▶ _Dataset rows for apps and sites_:
= = =
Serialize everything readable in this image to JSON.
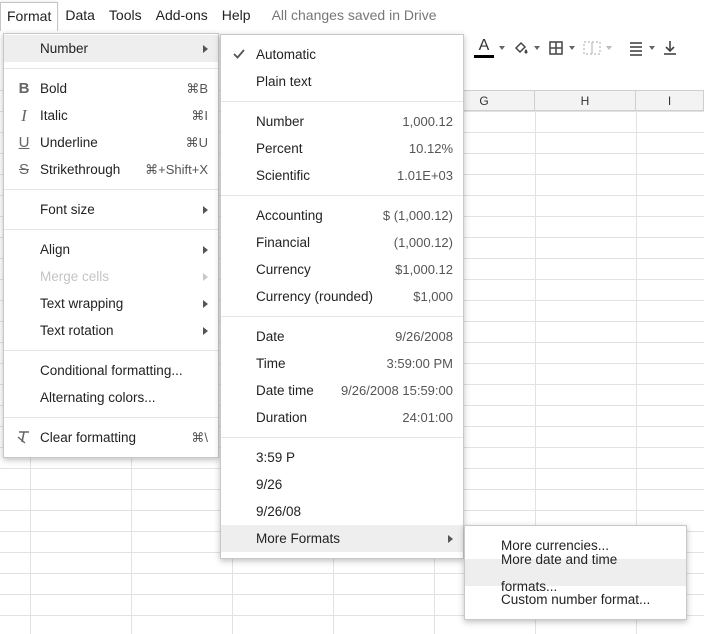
{
  "menubar": {
    "items": [
      "Format",
      "Data",
      "Tools",
      "Add-ons",
      "Help"
    ],
    "status": "All changes saved in Drive"
  },
  "toolbar": {
    "text_color_glyph": "A",
    "text_color_underline": "#000000",
    "icons": [
      "text-color-icon",
      "fill-color-icon",
      "borders-icon",
      "merge-cells-icon",
      "align-icon",
      "valign-icon"
    ]
  },
  "columns": [
    "G",
    "H",
    "I"
  ],
  "format_menu": {
    "number": "Number",
    "bold": "Bold",
    "bold_sc": "⌘B",
    "italic": "Italic",
    "italic_sc": "⌘I",
    "underline": "Underline",
    "underline_sc": "⌘U",
    "strike": "Strikethrough",
    "strike_sc": "⌘+Shift+X",
    "font_size": "Font size",
    "align": "Align",
    "merge": "Merge cells",
    "wrap": "Text wrapping",
    "rotation": "Text rotation",
    "conditional": "Conditional formatting...",
    "alternating": "Alternating colors...",
    "clear": "Clear formatting",
    "clear_sc": "⌘\\"
  },
  "number_menu": {
    "automatic": "Automatic",
    "plain": "Plain text",
    "number": "Number",
    "number_ex": "1,000.12",
    "percent": "Percent",
    "percent_ex": "10.12%",
    "scientific": "Scientific",
    "scientific_ex": "1.01E+03",
    "accounting": "Accounting",
    "accounting_ex": "$ (1,000.12)",
    "financial": "Financial",
    "financial_ex": "(1,000.12)",
    "currency": "Currency",
    "currency_ex": "$1,000.12",
    "currency_r": "Currency (rounded)",
    "currency_r_ex": "$1,000",
    "date": "Date",
    "date_ex": "9/26/2008",
    "time": "Time",
    "time_ex": "3:59:00 PM",
    "datetime": "Date time",
    "datetime_ex": "9/26/2008 15:59:00",
    "duration": "Duration",
    "duration_ex": "24:01:00",
    "custom1": "3:59 P",
    "custom2": "9/26",
    "custom3": "9/26/08",
    "more": "More Formats"
  },
  "more_menu": {
    "currencies": "More currencies...",
    "datetime": "More date and time formats...",
    "custom": "Custom number format..."
  }
}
= = =
▶ _TASK GOAL_:
Check each line of the entries, and copy the ones that contain "formatting".

▶ _RESPONSE BOX_:
    "conditional": "Conditional formatting...",
    "clear": "Clear formatting",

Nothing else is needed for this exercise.